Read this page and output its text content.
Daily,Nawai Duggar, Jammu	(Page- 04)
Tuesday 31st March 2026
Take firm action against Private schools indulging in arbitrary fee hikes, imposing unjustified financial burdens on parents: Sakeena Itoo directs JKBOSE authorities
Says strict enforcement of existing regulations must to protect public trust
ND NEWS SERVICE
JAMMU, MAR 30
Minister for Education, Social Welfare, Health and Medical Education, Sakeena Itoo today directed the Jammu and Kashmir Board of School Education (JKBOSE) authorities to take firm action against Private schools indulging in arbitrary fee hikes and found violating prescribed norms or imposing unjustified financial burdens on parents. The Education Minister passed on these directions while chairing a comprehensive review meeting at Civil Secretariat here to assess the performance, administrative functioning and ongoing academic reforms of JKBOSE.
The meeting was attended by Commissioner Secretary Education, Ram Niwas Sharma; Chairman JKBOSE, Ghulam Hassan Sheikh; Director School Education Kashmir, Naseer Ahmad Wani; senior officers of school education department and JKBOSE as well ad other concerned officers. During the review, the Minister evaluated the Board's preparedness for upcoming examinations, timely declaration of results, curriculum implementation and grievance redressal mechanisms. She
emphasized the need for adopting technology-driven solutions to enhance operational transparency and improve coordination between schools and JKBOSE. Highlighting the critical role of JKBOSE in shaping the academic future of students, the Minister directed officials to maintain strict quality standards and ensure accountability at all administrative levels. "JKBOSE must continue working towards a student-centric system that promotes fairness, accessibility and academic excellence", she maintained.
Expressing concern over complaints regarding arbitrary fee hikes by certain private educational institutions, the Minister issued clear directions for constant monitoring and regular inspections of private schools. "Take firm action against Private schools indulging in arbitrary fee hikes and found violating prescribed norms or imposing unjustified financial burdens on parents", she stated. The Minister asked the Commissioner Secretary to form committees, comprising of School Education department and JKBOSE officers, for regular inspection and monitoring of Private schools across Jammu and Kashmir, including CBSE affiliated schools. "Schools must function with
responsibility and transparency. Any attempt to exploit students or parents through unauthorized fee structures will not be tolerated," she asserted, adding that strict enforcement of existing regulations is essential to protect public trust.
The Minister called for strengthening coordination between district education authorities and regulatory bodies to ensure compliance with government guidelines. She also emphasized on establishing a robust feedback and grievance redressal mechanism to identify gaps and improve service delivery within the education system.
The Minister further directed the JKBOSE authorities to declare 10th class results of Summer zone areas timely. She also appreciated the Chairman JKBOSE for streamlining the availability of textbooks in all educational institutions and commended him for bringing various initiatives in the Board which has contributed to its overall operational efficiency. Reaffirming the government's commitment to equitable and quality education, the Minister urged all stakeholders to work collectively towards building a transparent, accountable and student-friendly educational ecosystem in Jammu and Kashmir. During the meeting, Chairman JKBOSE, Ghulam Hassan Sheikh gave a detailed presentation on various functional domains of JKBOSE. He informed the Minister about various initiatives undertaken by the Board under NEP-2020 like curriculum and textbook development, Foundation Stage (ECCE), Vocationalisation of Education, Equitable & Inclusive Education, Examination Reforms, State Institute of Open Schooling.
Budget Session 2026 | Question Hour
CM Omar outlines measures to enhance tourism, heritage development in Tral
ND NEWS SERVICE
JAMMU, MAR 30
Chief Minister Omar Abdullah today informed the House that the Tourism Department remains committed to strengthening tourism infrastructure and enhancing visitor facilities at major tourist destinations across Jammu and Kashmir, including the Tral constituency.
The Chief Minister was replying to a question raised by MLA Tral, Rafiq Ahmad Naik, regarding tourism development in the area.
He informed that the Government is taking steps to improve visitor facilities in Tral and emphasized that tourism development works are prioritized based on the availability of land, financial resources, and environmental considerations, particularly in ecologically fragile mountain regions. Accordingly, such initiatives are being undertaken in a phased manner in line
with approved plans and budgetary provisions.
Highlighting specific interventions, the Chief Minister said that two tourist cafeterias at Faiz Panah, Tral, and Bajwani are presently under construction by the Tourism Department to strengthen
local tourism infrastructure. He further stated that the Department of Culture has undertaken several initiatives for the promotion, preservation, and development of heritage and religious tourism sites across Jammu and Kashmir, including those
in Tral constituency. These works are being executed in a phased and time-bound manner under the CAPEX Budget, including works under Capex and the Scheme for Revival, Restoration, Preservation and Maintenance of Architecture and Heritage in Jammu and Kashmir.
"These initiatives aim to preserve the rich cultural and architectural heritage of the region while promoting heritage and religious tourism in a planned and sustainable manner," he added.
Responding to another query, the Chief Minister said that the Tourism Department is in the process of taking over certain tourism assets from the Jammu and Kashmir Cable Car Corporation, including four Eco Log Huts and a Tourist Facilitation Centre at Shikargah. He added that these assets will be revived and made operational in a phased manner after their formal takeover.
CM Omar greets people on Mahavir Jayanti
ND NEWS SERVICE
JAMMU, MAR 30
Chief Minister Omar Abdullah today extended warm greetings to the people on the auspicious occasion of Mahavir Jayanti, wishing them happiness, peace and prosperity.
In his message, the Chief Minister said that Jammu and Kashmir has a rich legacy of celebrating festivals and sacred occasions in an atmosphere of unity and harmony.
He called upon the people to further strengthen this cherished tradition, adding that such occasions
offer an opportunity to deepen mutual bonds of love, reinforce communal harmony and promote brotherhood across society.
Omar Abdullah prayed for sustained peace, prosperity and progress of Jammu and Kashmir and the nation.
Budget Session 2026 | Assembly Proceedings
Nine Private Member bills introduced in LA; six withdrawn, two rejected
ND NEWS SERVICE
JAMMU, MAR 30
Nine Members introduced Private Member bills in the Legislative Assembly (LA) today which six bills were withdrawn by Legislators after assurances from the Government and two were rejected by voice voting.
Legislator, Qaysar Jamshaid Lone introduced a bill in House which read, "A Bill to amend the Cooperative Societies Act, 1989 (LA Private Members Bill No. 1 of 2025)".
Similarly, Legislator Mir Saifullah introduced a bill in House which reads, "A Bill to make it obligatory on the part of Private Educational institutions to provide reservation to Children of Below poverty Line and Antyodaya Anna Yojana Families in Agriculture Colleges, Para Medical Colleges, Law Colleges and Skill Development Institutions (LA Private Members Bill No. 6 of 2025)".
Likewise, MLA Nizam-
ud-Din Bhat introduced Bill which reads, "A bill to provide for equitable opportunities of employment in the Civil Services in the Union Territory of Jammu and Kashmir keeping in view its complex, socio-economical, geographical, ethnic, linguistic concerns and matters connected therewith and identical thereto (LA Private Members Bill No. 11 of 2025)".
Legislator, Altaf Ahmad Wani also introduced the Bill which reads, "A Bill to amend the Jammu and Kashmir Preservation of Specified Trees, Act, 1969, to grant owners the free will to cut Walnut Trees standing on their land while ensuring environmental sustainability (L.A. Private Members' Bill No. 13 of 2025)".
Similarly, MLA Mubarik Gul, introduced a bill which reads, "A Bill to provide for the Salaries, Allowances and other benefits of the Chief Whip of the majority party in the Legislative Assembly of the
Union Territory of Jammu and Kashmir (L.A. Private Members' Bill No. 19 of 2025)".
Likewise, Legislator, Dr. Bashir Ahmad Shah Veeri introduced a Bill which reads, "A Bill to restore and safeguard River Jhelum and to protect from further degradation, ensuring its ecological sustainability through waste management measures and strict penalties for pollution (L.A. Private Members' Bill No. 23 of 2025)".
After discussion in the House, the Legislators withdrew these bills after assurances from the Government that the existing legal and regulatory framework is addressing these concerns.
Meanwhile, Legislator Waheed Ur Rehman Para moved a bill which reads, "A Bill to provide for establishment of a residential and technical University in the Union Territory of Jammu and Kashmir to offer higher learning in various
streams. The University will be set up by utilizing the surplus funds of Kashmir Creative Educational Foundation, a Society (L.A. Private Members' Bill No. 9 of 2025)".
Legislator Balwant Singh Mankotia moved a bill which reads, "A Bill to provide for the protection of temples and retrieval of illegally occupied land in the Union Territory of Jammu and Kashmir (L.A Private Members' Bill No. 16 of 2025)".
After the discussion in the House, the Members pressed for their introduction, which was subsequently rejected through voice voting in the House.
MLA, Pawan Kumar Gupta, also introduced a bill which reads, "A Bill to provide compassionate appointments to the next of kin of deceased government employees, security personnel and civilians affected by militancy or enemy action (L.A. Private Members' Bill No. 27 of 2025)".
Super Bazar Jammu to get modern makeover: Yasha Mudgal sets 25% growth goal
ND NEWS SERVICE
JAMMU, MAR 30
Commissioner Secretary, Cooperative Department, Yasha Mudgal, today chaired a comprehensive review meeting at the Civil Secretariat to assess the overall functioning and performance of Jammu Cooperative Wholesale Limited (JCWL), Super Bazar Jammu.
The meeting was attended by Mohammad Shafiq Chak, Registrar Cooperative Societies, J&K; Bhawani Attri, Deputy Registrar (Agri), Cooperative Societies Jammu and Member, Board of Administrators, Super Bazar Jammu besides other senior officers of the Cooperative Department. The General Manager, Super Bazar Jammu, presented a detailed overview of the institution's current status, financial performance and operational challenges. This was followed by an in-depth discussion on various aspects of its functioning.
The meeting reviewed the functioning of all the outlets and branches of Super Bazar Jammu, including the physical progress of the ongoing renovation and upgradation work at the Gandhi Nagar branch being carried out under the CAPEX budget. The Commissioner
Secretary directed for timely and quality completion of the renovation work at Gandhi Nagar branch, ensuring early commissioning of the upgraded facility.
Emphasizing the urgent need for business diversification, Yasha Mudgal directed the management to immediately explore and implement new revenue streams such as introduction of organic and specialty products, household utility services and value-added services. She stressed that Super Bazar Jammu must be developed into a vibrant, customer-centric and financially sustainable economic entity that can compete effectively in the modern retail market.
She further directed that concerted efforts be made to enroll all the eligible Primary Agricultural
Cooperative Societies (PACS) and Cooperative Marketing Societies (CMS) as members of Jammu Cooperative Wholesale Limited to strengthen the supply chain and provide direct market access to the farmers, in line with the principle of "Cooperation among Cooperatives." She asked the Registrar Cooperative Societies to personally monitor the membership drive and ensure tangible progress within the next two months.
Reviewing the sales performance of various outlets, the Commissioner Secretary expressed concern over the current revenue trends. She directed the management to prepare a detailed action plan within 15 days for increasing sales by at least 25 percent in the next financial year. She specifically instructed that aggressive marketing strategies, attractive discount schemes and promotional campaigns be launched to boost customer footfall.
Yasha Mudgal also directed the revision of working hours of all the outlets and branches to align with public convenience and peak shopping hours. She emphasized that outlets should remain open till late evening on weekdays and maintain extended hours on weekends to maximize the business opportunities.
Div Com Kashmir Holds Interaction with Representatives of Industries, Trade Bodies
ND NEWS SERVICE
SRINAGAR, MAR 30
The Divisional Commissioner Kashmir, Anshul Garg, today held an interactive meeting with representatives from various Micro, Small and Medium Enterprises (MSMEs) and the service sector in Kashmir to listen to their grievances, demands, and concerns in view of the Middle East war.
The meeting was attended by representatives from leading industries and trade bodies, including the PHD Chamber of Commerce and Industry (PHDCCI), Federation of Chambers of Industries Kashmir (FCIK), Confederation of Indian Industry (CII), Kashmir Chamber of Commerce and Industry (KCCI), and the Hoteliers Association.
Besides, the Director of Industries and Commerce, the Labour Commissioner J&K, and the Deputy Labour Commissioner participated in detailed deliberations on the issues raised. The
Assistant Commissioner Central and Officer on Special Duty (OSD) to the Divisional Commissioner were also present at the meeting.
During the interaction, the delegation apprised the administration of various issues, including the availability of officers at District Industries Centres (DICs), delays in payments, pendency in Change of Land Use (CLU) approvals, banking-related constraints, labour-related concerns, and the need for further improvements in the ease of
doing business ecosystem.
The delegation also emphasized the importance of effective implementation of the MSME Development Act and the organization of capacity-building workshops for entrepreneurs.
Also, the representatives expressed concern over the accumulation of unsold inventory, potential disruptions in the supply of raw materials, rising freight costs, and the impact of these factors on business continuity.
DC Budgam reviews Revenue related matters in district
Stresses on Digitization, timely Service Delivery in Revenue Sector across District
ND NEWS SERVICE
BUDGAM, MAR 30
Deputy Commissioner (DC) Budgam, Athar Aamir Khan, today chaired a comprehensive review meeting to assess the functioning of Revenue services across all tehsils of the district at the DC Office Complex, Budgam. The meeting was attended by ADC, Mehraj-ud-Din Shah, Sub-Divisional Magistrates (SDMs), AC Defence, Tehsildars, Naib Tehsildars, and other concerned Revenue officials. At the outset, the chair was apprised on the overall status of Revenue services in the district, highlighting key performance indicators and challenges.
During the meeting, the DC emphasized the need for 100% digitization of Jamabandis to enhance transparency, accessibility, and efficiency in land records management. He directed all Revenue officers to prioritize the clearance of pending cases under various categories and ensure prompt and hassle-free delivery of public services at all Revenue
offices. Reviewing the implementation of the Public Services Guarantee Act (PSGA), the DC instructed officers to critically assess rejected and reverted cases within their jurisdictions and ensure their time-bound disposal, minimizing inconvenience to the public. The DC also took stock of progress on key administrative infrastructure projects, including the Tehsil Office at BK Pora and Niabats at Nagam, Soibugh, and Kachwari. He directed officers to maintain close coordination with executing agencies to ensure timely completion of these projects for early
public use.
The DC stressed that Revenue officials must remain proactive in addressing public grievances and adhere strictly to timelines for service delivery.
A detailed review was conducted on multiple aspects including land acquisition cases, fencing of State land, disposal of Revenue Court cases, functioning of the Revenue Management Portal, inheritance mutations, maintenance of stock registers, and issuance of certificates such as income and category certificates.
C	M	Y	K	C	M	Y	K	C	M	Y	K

────────

• **Task to complete**
Choose all lines containing the string "grievances" and copy them out.

• **Task result**
The Divisional Commissioner Kashmir, Anshul Garg, today held an interactive meeting with representatives from various Micro, Small and Medium Enterprises (MSMEs) and the service sector in Kashmir to listen to their grievances, demands, and concerns in view of the Middle East war.
The DC stressed that Revenue officials must remain proactive in addressing public grievances and adhere strictly to timelines for service delivery.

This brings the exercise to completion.